## Records shown:
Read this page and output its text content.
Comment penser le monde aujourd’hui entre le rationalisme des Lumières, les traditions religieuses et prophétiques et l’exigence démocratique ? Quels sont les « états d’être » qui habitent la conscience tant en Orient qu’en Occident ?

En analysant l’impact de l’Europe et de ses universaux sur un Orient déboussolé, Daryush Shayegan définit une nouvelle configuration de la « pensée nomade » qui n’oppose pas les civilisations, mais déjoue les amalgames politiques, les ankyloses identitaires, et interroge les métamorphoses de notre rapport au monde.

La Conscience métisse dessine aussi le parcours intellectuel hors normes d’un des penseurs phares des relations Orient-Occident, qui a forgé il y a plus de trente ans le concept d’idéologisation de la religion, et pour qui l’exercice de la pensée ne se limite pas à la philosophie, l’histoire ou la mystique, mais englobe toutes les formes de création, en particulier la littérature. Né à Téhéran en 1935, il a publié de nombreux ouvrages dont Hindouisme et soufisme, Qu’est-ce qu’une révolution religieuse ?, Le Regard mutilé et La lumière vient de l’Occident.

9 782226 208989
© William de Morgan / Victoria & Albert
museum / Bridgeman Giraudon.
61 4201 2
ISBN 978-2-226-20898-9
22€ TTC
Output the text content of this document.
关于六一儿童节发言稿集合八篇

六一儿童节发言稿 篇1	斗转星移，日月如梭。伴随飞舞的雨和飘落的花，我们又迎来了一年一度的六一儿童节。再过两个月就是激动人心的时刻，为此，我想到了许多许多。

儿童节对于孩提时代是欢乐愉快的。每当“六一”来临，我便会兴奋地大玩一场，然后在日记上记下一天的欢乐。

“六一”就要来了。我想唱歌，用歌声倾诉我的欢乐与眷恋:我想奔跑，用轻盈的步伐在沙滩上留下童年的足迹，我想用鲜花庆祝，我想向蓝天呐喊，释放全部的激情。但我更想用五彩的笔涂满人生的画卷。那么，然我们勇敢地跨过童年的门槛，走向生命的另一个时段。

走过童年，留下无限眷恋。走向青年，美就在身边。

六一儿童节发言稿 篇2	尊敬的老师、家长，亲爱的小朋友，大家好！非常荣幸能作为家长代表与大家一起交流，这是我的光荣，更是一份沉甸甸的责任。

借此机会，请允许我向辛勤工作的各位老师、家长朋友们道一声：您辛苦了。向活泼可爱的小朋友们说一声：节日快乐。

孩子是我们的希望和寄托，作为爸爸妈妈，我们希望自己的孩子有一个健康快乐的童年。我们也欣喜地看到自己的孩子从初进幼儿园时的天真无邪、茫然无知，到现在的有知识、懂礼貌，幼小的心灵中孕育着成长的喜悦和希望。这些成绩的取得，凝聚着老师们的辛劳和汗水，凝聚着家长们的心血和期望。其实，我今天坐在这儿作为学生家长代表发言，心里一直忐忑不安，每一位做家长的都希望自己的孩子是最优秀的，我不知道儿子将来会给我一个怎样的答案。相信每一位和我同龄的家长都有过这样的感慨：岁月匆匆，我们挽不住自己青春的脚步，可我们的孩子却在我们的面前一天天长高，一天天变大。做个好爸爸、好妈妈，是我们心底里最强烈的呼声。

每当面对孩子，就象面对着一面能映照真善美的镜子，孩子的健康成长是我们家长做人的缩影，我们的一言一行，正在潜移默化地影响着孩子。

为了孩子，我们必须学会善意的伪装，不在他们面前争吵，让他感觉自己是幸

## Written task:
Output the whole listing above again, word for word.

## Output:
Read this page and output its text content.
Comment penser le monde aujourd’hui entre le rationalisme des Lumières, les traditions religieuses et prophétiques et l’exigence démocratique ? Quels sont les « états d’être » qui habitent la conscience tant en Orient qu’en Occident ?

En analysant l’impact de l’Europe et de ses universaux sur un Orient déboussolé, Daryush Shayegan définit une nouvelle configuration de la « pensée nomade » qui n’oppose pas les civilisations, mais déjoue les amalgames politiques, les ankyloses identitaires, et interroge les métamorphoses de notre rapport au monde.

La Conscience métisse dessine aussi le parcours intellectuel hors normes d’un des penseurs phares des relations Orient-Occident, qui a forgé il y a plus de trente ans le concept d’idéologisation de la religion, et pour qui l’exercice de la pensée ne se limite pas à la philosophie, l’histoire ou la mystique, mais englobe toutes les formes de création, en particulier la littérature. Né à Téhéran en 1935, il a publié de nombreux ouvrages dont Hindouisme et soufisme, Qu’est-ce qu’une révolution religieuse ?, Le Regard mutilé et La lumière vient de l’Occident.

9 782226 208989
© William de Morgan / Victoria & Albert
museum / Bridgeman Giraudon.
61 4201 2
ISBN 978-2-226-20898-9
22€ TTC
Output the text content of this document.
关于六一儿童节发言稿集合八篇

六一儿童节发言稿 篇1	斗转星移，日月如梭。伴随飞舞的雨和飘落的花，我们又迎来了一年一度的六一儿童节。再过两个月就是激动人心的时刻，为此，我想到了许多许多。

儿童节对于孩提时代是欢乐愉快的。每当“六一”来临，我便会兴奋地大玩一场，然后在日记上记下一天的欢乐。

“六一”就要来了。我想唱歌，用歌声倾诉我的欢乐与眷恋:我想奔跑，用轻盈的步伐在沙滩上留下童年的足迹，我想用鲜花庆祝，我想向蓝天呐喊，释放全部的激情。但我更想用五彩的笔涂满人生的画卷。那么，然我们勇敢地跨过童年的门槛，走向生命的另一个时段。

走过童年，留下无限眷恋。走向青年，美就在身边。

六一儿童节发言稿 篇2	尊敬的老师、家长，亲爱的小朋友，大家好！非常荣幸能作为家长代表与大家一起交流，这是我的光荣，更是一份沉甸甸的责任。

借此机会，请允许我向辛勤工作的各位老师、家长朋友们道一声：您辛苦了。向活泼可爱的小朋友们说一声：节日快乐。

孩子是我们的希望和寄托，作为爸爸妈妈，我们希望自己的孩子有一个健康快乐的童年。我们也欣喜地看到自己的孩子从初进幼儿园时的天真无邪、茫然无知，到现在的有知识、懂礼貌，幼小的心灵中孕育着成长的喜悦和希望。这些成绩的取得，凝聚着老师们的辛劳和汗水，凝聚着家长们的心血和期望。其实，我今天坐在这儿作为学生家长代表发言，心里一直忐忑不安，每一位做家长的都希望自己的孩子是最优秀的，我不知道儿子将来会给我一个怎样的答案。相信每一位和我同龄的家长都有过这样的感慨：岁月匆匆，我们挽不住自己青春的脚步，可我们的孩子却在我们的面前一天天长高，一天天变大。做个好爸爸、好妈妈，是我们心底里最强烈的呼声。

每当面对孩子，就象面对着一面能映照真善美的镜子，孩子的健康成长是我们家长做人的缩影，我们的一言一行，正在潜移默化地影响着孩子。

为了孩子，我们必须学会善意的伪装，不在他们面前争吵，让他感觉自己是幸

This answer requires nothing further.